What you will do
Would you set down every entry shown below, precisely as written?
-- Start Information given --
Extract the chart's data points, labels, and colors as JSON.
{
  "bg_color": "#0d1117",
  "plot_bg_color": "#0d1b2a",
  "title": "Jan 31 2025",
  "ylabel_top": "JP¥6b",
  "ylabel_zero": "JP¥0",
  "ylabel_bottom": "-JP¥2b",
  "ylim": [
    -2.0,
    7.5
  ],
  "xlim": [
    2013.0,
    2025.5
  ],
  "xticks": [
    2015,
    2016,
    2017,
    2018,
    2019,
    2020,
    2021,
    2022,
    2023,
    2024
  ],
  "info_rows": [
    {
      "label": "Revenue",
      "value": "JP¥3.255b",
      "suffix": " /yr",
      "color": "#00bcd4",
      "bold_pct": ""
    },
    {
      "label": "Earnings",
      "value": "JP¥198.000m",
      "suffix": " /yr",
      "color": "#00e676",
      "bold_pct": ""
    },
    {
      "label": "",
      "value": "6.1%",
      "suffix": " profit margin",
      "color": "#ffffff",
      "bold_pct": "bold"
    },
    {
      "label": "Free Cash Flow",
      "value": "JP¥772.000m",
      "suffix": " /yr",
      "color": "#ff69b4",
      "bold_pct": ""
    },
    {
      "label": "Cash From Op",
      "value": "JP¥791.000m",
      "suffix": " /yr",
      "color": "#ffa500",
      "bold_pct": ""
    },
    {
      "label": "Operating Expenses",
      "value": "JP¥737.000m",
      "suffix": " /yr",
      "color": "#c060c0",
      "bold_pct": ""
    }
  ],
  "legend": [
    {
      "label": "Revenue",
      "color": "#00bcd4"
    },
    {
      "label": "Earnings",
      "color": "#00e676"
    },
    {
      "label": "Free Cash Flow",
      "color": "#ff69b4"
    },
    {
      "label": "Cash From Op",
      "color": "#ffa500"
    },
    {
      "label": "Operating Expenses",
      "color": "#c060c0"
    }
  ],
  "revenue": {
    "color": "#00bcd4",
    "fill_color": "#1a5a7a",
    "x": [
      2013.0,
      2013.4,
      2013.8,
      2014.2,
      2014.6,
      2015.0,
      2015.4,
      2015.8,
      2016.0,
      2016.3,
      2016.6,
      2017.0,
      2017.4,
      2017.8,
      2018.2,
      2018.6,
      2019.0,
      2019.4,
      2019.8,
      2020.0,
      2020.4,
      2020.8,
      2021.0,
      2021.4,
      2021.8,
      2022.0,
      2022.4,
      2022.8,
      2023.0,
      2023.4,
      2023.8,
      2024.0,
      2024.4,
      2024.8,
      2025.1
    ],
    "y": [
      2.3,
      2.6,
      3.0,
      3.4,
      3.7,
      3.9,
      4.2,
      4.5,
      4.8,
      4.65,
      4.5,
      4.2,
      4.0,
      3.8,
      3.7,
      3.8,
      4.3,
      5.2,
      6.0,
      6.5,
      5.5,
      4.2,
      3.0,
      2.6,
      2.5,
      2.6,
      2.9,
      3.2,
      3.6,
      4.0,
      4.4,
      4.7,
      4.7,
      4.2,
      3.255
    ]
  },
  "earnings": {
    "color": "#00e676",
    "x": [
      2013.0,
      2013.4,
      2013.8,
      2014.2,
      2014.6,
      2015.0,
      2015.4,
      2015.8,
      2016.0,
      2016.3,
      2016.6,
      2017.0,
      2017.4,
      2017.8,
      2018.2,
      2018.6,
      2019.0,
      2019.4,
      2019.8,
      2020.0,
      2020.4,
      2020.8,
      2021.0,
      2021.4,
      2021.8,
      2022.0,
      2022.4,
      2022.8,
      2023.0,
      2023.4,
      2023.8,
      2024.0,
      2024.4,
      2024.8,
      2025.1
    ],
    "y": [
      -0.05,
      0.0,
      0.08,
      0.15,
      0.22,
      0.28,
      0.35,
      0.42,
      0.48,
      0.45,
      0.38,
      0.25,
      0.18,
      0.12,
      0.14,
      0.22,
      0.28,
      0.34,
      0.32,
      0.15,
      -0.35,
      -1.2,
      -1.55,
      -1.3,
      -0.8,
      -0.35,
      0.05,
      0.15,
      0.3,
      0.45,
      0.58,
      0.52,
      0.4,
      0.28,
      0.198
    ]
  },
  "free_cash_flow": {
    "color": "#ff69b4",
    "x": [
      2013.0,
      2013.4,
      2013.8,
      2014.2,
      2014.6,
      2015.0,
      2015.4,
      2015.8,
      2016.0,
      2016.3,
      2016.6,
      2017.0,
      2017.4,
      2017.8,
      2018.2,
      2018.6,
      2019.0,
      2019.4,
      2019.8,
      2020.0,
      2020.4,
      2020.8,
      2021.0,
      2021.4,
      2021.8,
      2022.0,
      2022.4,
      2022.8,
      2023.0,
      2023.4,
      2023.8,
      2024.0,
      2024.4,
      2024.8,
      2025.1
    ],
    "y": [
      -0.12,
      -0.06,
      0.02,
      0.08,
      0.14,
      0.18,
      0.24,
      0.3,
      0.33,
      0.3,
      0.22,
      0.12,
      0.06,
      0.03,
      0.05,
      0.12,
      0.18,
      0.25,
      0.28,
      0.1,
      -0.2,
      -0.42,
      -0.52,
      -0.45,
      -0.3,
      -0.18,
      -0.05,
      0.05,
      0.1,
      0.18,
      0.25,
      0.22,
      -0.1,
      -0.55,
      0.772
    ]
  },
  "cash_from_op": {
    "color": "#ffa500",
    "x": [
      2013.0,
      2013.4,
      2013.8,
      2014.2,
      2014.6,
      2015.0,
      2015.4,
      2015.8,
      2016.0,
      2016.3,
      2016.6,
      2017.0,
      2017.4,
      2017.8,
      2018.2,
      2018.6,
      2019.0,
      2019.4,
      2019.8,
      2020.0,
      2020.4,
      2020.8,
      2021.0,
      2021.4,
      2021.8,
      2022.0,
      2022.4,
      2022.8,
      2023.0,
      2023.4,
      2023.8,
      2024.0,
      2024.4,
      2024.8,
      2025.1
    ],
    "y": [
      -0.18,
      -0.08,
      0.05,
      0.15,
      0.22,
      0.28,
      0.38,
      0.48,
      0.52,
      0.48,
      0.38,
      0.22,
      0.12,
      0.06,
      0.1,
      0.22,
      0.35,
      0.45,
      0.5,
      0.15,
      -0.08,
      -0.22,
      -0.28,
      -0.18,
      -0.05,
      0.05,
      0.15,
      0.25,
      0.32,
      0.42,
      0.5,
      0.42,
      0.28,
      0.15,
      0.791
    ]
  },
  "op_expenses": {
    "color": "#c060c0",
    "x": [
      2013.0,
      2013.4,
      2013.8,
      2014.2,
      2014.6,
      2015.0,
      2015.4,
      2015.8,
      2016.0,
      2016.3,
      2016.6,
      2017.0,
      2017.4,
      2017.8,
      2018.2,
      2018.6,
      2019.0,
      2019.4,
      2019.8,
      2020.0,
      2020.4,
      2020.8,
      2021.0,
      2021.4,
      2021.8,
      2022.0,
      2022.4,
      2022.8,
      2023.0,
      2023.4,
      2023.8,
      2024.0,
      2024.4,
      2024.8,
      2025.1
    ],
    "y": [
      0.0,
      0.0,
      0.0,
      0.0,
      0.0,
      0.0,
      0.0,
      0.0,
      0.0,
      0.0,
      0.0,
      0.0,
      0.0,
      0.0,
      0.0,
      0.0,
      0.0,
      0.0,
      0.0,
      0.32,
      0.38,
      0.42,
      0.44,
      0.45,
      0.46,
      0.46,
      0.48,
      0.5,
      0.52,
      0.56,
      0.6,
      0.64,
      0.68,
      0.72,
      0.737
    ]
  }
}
-- End Information given --
Solved problem
Extract the chart's data points, labels, and colors as JSON.
{
  "bg_color": "#0d1117",
  "plot_bg_color": "#0d1b2a",
  "title": "Jan 31 2025",
  "ylabel_top": "JP¥6b",
  "ylabel_zero": "JP¥0",
  "ylabel_bottom": "-JP¥2b",
  "ylim": [
    -2.0,
    7.5
  ],
  "xlim": [
    2013.0,
    2025.5
  ],
  "xticks": [
    2015,
    2016,
    2017,
    2018,
    2019,
    2020,
    2021,
    2022,
    2023,
    2024
  ],
  "info_rows": [
    {
      "label": "Revenue",
      "value": "JP¥3.255b",
      "suffix": " /yr",
      "color": "#00bcd4",
      "bold_pct": ""
    },
    {
      "label": "Earnings",
      "value": "JP¥198.000m",
      "suffix": " /yr",
      "color": "#00e676",
      "bold_pct": ""
    },
    {
      "label": "",
      "value": "6.1%",
      "suffix": " profit margin",
      "color": "#ffffff",
      "bold_pct": "bold"
    },
    {
      "label": "Free Cash Flow",
      "value": "JP¥772.000m",
      "suffix": " /yr",
      "color": "#ff69b4",
      "bold_pct": ""
    },
    {
      "label": "Cash From Op",
      "value": "JP¥791.000m",
      "suffix": " /yr",
      "color": "#ffa500",
      "bold_pct": ""
    },
    {
      "label": "Operating Expenses",
      "value": "JP¥737.000m",
      "suffix": " /yr",
      "color": "#c060c0",
      "bold_pct": ""
    }
  ],
  "legend": [
    {
      "label": "Revenue",
      "color": "#00bcd4"
    },
    {
      "label": "Earnings",
      "color": "#00e676"
    },
    {
      "label": "Free Cash Flow",
      "color": "#ff69b4"
    },
    {
      "label": "Cash From Op",
      "color": "#ffa500"
    },
    {
      "label": "Operating Expenses",
      "color": "#c060c0"
    }
  ],
  "revenue": {
    "color": "#00bcd4",
    "fill_color": "#1a5a7a",
    "x": [
      2013.0,
      2013.4,
      2013.8,
      2014.2,
      2014.6,
      2015.0,
      2015.4,
      2015.8,
      2016.0,
      2016.3,
      2016.6,
      2017.0,
      2017.4,
      2017.8,
      2018.2,
      2018.6,
      2019.0,
      2019.4,
      2019.8,
      2020.0,
      2020.4,
      2020.8,
      2021.0,
      2021.4,
      2021.8,
      2022.0,
      2022.4,
      2022.8,
      2023.0,
      2023.4,
      2023.8,
      2024.0,
      2024.4,
      2024.8,
      2025.1
    ],
    "y": [
      2.3,
      2.6,
      3.0,
      3.4,
      3.7,
      3.9,
      4.2,
      4.5,
      4.8,
      4.65,
      4.5,
      4.2,
      4.0,
      3.8,
      3.7,
      3.8,
      4.3,
      5.2,
      6.0,
      6.5,
      5.5,
      4.2,
      3.0,
      2.6,
      2.5,
      2.6,
      2.9,
      3.2,
      3.6,
      4.0,
      4.4,
      4.7,
      4.7,
      4.2,
      3.255
    ]
  },
  "earnings": {
    "color": "#00e676",
    "x": [
      2013.0,
      2013.4,
      2013.8,
      2014.2,
      2014.6,
      2015.0,
      2015.4,
      2015.8,
      2016.0,
      2016.3,
      2016.6,
      2017.0,
      2017.4,
      2017.8,
      2018.2,
      2018.6,
      2019.0,
      2019.4,
      2019.8,
      2020.0,
      2020.4,
      2020.8,
      2021.0,
      2021.4,
      2021.8,
      2022.0,
      2022.4,
      2022.8,
      2023.0,
      2023.4,
      2023.8,
      2024.0,
      2024.4,
      2024.8,
      2025.1
    ],
    "y": [
      -0.05,
      0.0,
      0.08,
      0.15,
      0.22,
      0.28,
      0.35,
      0.42,
      0.48,
      0.45,
      0.38,
      0.25,
      0.18,
      0.12,
      0.14,
      0.22,
      0.28,
      0.34,
      0.32,
      0.15,
      -0.35,
      -1.2,
      -1.55,
      -1.3,
      -0.8,
      -0.35,
      0.05,
      0.15,
      0.3,
      0.45,
      0.58,
      0.52,
      0.4,
      0.28,
      0.198
    ]
  },
  "free_cash_flow": {
    "color": "#ff69b4",
    "x": [
      2013.0,
      2013.4,
      2013.8,
      2014.2,
      2014.6,
      2015.0,
      2015.4,
      2015.8,
      2016.0,
      2016.3,
      2016.6,
      2017.0,
      2017.4,
      2017.8,
      2018.2,
      2018.6,
      2019.0,
      2019.4,
      2019.8,
      2020.0,
      2020.4,
      2020.8,
      2021.0,
      2021.4,
      2021.8,
      2022.0,
      2022.4,
      2022.8,
      2023.0,
      2023.4,
      2023.8,
      2024.0,
      2024.4,
      2024.8,
      2025.1
    ],
    "y": [
      -0.12,
      -0.06,
      0.02,
      0.08,
      0.14,
      0.18,
      0.24,
      0.3,
      0.33,
      0.3,
      0.22,
      0.12,
      0.06,
      0.03,
      0.05,
      0.12,
      0.18,
      0.25,
      0.28,
      0.1,
      -0.2,
      -0.42,
      -0.52,
      -0.45,
      -0.3,
      -0.18,
      -0.05,
      0.05,
      0.1,
      0.18,
      0.25,
      0.22,
      -0.1,
      -0.55,
      0.772
    ]
  },
  "cash_from_op": {
    "color": "#ffa500",
    "x": [
      2013.0,
      2013.4,
      2013.8,
      2014.2,
      2014.6,
      2015.0,
      2015.4,
      2015.8,
      2016.0,
      2016.3,
      2016.6,
      2017.0,
      2017.4,
      2017.8,
      2018.2,
      2018.6,
      2019.0,
      2019.4,
      2019.8,
      2020.0,
      2020.4,
      2020.8,
      2021.0,
      2021.4,
      2021.8,
      2022.0,
      2022.4,
      2022.8,
      2023.0,
      2023.4,
      2023.8,
      2024.0,
      2024.4,
      2024.8,
      2025.1
    ],
    "y": [
      -0.18,
      -0.08,
      0.05,
      0.15,
      0.22,
      0.28,
      0.38,
      0.48,
      0.52,
      0.48,
      0.38,
      0.22,
      0.12,
      0.06,
      0.1,
      0.22,
      0.35,
      0.45,
      0.5,
      0.15,
      -0.08,
      -0.22,
      -0.28,
      -0.18,
      -0.05,
      0.05,
      0.15,
      0.25,
      0.32,
      0.42,
      0.5,
      0.42,
      0.28,
      0.15,
      0.791
    ]
  },
  "op_expenses": {
    "color": "#c060c0",
    "x": [
      2013.0,
      2013.4,
      2013.8,
      2014.2,
      2014.6,
      2015.0,
      2015.4,
      2015.8,
      2016.0,
      2016.3,
      2016.6,
      2017.0,
      2017.4,
      2017.8,
      2018.2,
      2018.6,
      2019.0,
      2019.4,
      2019.8,
      2020.0,
      2020.4,
      2020.8,
      2021.0,
      2021.4,
      2021.8,
      2022.0,
      2022.4,
      2022.8,
      2023.0,
      2023.4,
      2023.8,
      2024.0,
      2024.4,
      2024.8,
      2025.1
    ],
    "y": [
      0.0,
      0.0,
      0.0,
      0.0,
      0.0,
      0.0,
      0.0,
      0.0,
      0.0,
      0.0,
      0.0,
      0.0,
      0.0,
      0.0,
      0.0,
      0.0,
      0.0,
      0.0,
      0.0,
      0.32,
      0.38,
      0.42,
      0.44,
      0.45,
      0.46,
      0.46,
      0.48,
      0.5,
      0.52,
      0.56,
      0.6,
      0.64,
      0.68,
      0.72,
      0.737
    ]
  }
}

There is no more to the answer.